_What you should do_
Quote the whole listing exactly. Leave the pictures out of your copy.

□ □ □ □ □

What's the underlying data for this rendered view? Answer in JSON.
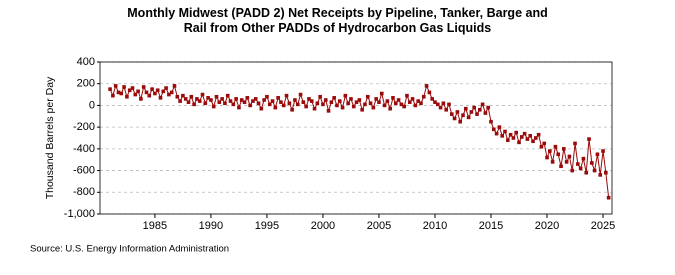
{
  "chart_data": {
    "type": "line",
    "title": "Monthly Midwest (PADD 2) Net Receipts by Pipeline, Tanker, Barge and Rail from Other PADDs of Hydrocarbon Gas Liquids",
    "y_label": "Thousand Barrels per Day",
    "source": "Source: U.S. Energy Information Administration",
    "color": "#9b0a0a",
    "grid": true,
    "xlim": [
      1980.1,
      2025.8
    ],
    "xticks": [
      1985,
      1990,
      1995,
      2000,
      2005,
      2010,
      2015,
      2020,
      2025
    ],
    "ylim": [
      -1000,
      400
    ],
    "yticks": [
      {
        "value": -1000,
        "label": "-1,000"
      },
      -800,
      -600,
      -400,
      -200,
      0,
      200,
      400
    ],
    "x": [
      1981,
      1981.25,
      1981.5,
      1981.75,
      1982,
      1982.25,
      1982.5,
      1982.75,
      1983,
      1983.25,
      1983.5,
      1983.75,
      1984,
      1984.25,
      1984.5,
      1984.75,
      1985,
      1985.25,
      1985.5,
      1985.75,
      1986,
      1986.25,
      1986.5,
      1986.75,
      1987,
      1987.25,
      1987.5,
      1987.75,
      1988,
      1988.25,
      1988.5,
      1988.75,
      1989,
      1989.25,
      1989.5,
      1989.75,
      1990,
      1990.25,
      1990.5,
      1990.75,
      1991,
      1991.25,
      1991.5,
      1991.75,
      1992,
      1992.25,
      1992.5,
      1992.75,
      1993,
      1993.25,
      1993.5,
      1993.75,
      1994,
      1994.25,
      1994.5,
      1994.75,
      1995,
      1995.25,
      1995.5,
      1995.75,
      1996,
      1996.25,
      1996.5,
      1996.75,
      1997,
      1997.25,
      1997.5,
      1997.75,
      1998,
      1998.25,
      1998.5,
      1998.75,
      1999,
      1999.25,
      1999.5,
      1999.75,
      2000,
      2000.25,
      2000.5,
      2000.75,
      2001,
      2001.25,
      2001.5,
      2001.75,
      2002,
      2002.25,
      2002.5,
      2002.75,
      2003,
      2003.25,
      2003.5,
      2003.75,
      2004,
      2004.25,
      2004.5,
      2004.75,
      2005,
      2005.25,
      2005.5,
      2005.75,
      2006,
      2006.25,
      2006.5,
      2006.75,
      2007,
      2007.25,
      2007.5,
      2007.75,
      2008,
      2008.25,
      2008.5,
      2008.75,
      2009,
      2009.25,
      2009.5,
      2009.75,
      2010,
      2010.25,
      2010.5,
      2010.75,
      2011,
      2011.25,
      2011.5,
      2011.75,
      2012,
      2012.25,
      2012.5,
      2012.75,
      2013,
      2013.25,
      2013.5,
      2013.75,
      2014,
      2014.25,
      2014.5,
      2014.75,
      2015,
      2015.25,
      2015.5,
      2015.75,
      2016,
      2016.25,
      2016.5,
      2016.75,
      2017,
      2017.25,
      2017.5,
      2017.75,
      2018,
      2018.25,
      2018.5,
      2018.75,
      2019,
      2019.25,
      2019.5,
      2019.75,
      2020,
      2020.25,
      2020.5,
      2020.75,
      2021,
      2021.25,
      2021.5,
      2021.75,
      2022,
      2022.25,
      2022.5,
      2022.75,
      2023,
      2023.25,
      2023.5,
      2023.75,
      2024,
      2024.25,
      2024.5,
      2024.75,
      2025,
      2025.25,
      2025.5
    ],
    "values": [
      150,
      90,
      180,
      120,
      110,
      170,
      80,
      140,
      160,
      100,
      130,
      60,
      170,
      120,
      90,
      150,
      110,
      140,
      70,
      130,
      160,
      100,
      120,
      180,
      80,
      40,
      90,
      60,
      30,
      80,
      10,
      60,
      40,
      100,
      20,
      70,
      50,
      -10,
      80,
      30,
      60,
      20,
      90,
      40,
      10,
      60,
      -20,
      50,
      30,
      70,
      0,
      40,
      60,
      20,
      -30,
      50,
      80,
      10,
      40,
      -20,
      70,
      30,
      0,
      90,
      20,
      -40,
      50,
      10,
      100,
      30,
      -10,
      60,
      40,
      -30,
      20,
      80,
      10,
      50,
      -50,
      30,
      70,
      0,
      40,
      -20,
      90,
      20,
      60,
      -10,
      30,
      50,
      -40,
      10,
      80,
      20,
      -20,
      60,
      30,
      110,
      0,
      40,
      -30,
      70,
      20,
      50,
      10,
      -10,
      90,
      30,
      60,
      0,
      40,
      20,
      80,
      180,
      120,
      60,
      30,
      10,
      -20,
      20,
      -40,
      10,
      -80,
      -120,
      -60,
      -150,
      -90,
      -30,
      -110,
      -60,
      -20,
      -80,
      -40,
      10,
      -70,
      -20,
      -150,
      -220,
      -260,
      -200,
      -280,
      -240,
      -320,
      -270,
      -300,
      -250,
      -340,
      -290,
      -260,
      -310,
      -280,
      -330,
      -300,
      -270,
      -380,
      -350,
      -480,
      -420,
      -520,
      -380,
      -450,
      -560,
      -400,
      -520,
      -470,
      -600,
      -350,
      -540,
      -580,
      -490,
      -620,
      -310,
      -530,
      -600,
      -450,
      -640,
      -420,
      -620,
      -850
    ]
  }
}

□ □ □ □ □

_The reply_
What's the underlying data for this rendered view? Answer in JSON.
{
  "chart_data": {
    "type": "line",
    "title": "Monthly Midwest (PADD 2) Net Receipts by Pipeline, Tanker, Barge and Rail from Other PADDs of Hydrocarbon Gas Liquids",
    "y_label": "Thousand Barrels per Day",
    "source": "Source: U.S. Energy Information Administration",
    "color": "#9b0a0a",
    "grid": true,
    "xlim": [
      1980.1,
      2025.8
    ],
    "xticks": [
      1985,
      1990,
      1995,
      2000,
      2005,
      2010,
      2015,
      2020,
      2025
    ],
    "ylim": [
      -1000,
      400
    ],
    "yticks": [
      {
        "value": -1000,
        "label": "-1,000"
      },
      -800,
      -600,
      -400,
      -200,
      0,
      200,
      400
    ],
    "x": [
      1981,
      1981.25,
      1981.5,
      1981.75,
      1982,
      1982.25,
      1982.5,
      1982.75,
      1983,
      1983.25,
      1983.5,
      1983.75,
      1984,
      1984.25,
      1984.5,
      1984.75,
      1985,
      1985.25,
      1985.5,
      1985.75,
      1986,
      1986.25,
      1986.5,
      1986.75,
      1987,
      1987.25,
      1987.5,
      1987.75,
      1988,
      1988.25,
      1988.5,
      1988.75,
      1989,
      1989.25,
      1989.5,
      1989.75,
      1990,
      1990.25,
      1990.5,
      1990.75,
      1991,
      1991.25,
      1991.5,
      1991.75,
      1992,
      1992.25,
      1992.5,
      1992.75,
      1993,
      1993.25,
      1993.5,
      1993.75,
      1994,
      1994.25,
      1994.5,
      1994.75,
      1995,
      1995.25,
      1995.5,
      1995.75,
      1996,
      1996.25,
      1996.5,
      1996.75,
      1997,
      1997.25,
      1997.5,
      1997.75,
      1998,
      1998.25,
      1998.5,
      1998.75,
      1999,
      1999.25,
      1999.5,
      1999.75,
      2000,
      2000.25,
      2000.5,
      2000.75,
      2001,
      2001.25,
      2001.5,
      2001.75,
      2002,
      2002.25,
      2002.5,
      2002.75,
      2003,
      2003.25,
      2003.5,
      2003.75,
      2004,
      2004.25,
      2004.5,
      2004.75,
      2005,
      2005.25,
      2005.5,
      2005.75,
      2006,
      2006.25,
      2006.5,
      2006.75,
      2007,
      2007.25,
      2007.5,
      2007.75,
      2008,
      2008.25,
      2008.5,
      2008.75,
      2009,
      2009.25,
      2009.5,
      2009.75,
      2010,
      2010.25,
      2010.5,
      2010.75,
      2011,
      2011.25,
      2011.5,
      2011.75,
      2012,
      2012.25,
      2012.5,
      2012.75,
      2013,
      2013.25,
      2013.5,
      2013.75,
      2014,
      2014.25,
      2014.5,
      2014.75,
      2015,
      2015.25,
      2015.5,
      2015.75,
      2016,
      2016.25,
      2016.5,
      2016.75,
      2017,
      2017.25,
      2017.5,
      2017.75,
      2018,
      2018.25,
      2018.5,
      2018.75,
      2019,
      2019.25,
      2019.5,
      2019.75,
      2020,
      2020.25,
      2020.5,
      2020.75,
      2021,
      2021.25,
      2021.5,
      2021.75,
      2022,
      2022.25,
      2022.5,
      2022.75,
      2023,
      2023.25,
      2023.5,
      2023.75,
      2024,
      2024.25,
      2024.5,
      2024.75,
      2025,
      2025.25,
      2025.5
    ],
    "values": [
      150,
      90,
      180,
      120,
      110,
      170,
      80,
      140,
      160,
      100,
      130,
      60,
      170,
      120,
      90,
      150,
      110,
      140,
      70,
      130,
      160,
      100,
      120,
      180,
      80,
      40,
      90,
      60,
      30,
      80,
      10,
      60,
      40,
      100,
      20,
      70,
      50,
      -10,
      80,
      30,
      60,
      20,
      90,
      40,
      10,
      60,
      -20,
      50,
      30,
      70,
      0,
      40,
      60,
      20,
      -30,
      50,
      80,
      10,
      40,
      -20,
      70,
      30,
      0,
      90,
      20,
      -40,
      50,
      10,
      100,
      30,
      -10,
      60,
      40,
      -30,
      20,
      80,
      10,
      50,
      -50,
      30,
      70,
      0,
      40,
      -20,
      90,
      20,
      60,
      -10,
      30,
      50,
      -40,
      10,
      80,
      20,
      -20,
      60,
      30,
      110,
      0,
      40,
      -30,
      70,
      20,
      50,
      10,
      -10,
      90,
      30,
      60,
      0,
      40,
      20,
      80,
      180,
      120,
      60,
      30,
      10,
      -20,
      20,
      -40,
      10,
      -80,
      -120,
      -60,
      -150,
      -90,
      -30,
      -110,
      -60,
      -20,
      -80,
      -40,
      10,
      -70,
      -20,
      -150,
      -220,
      -260,
      -200,
      -280,
      -240,
      -320,
      -270,
      -300,
      -250,
      -340,
      -290,
      -260,
      -310,
      -280,
      -330,
      -300,
      -270,
      -380,
      -350,
      -480,
      -420,
      -520,
      -380,
      -450,
      -560,
      -400,
      -520,
      -470,
      -600,
      -350,
      -540,
      -580,
      -490,
      -620,
      -310,
      -530,
      -600,
      -450,
      -640,
      -420,
      -620,
      -850
    ]
  }
}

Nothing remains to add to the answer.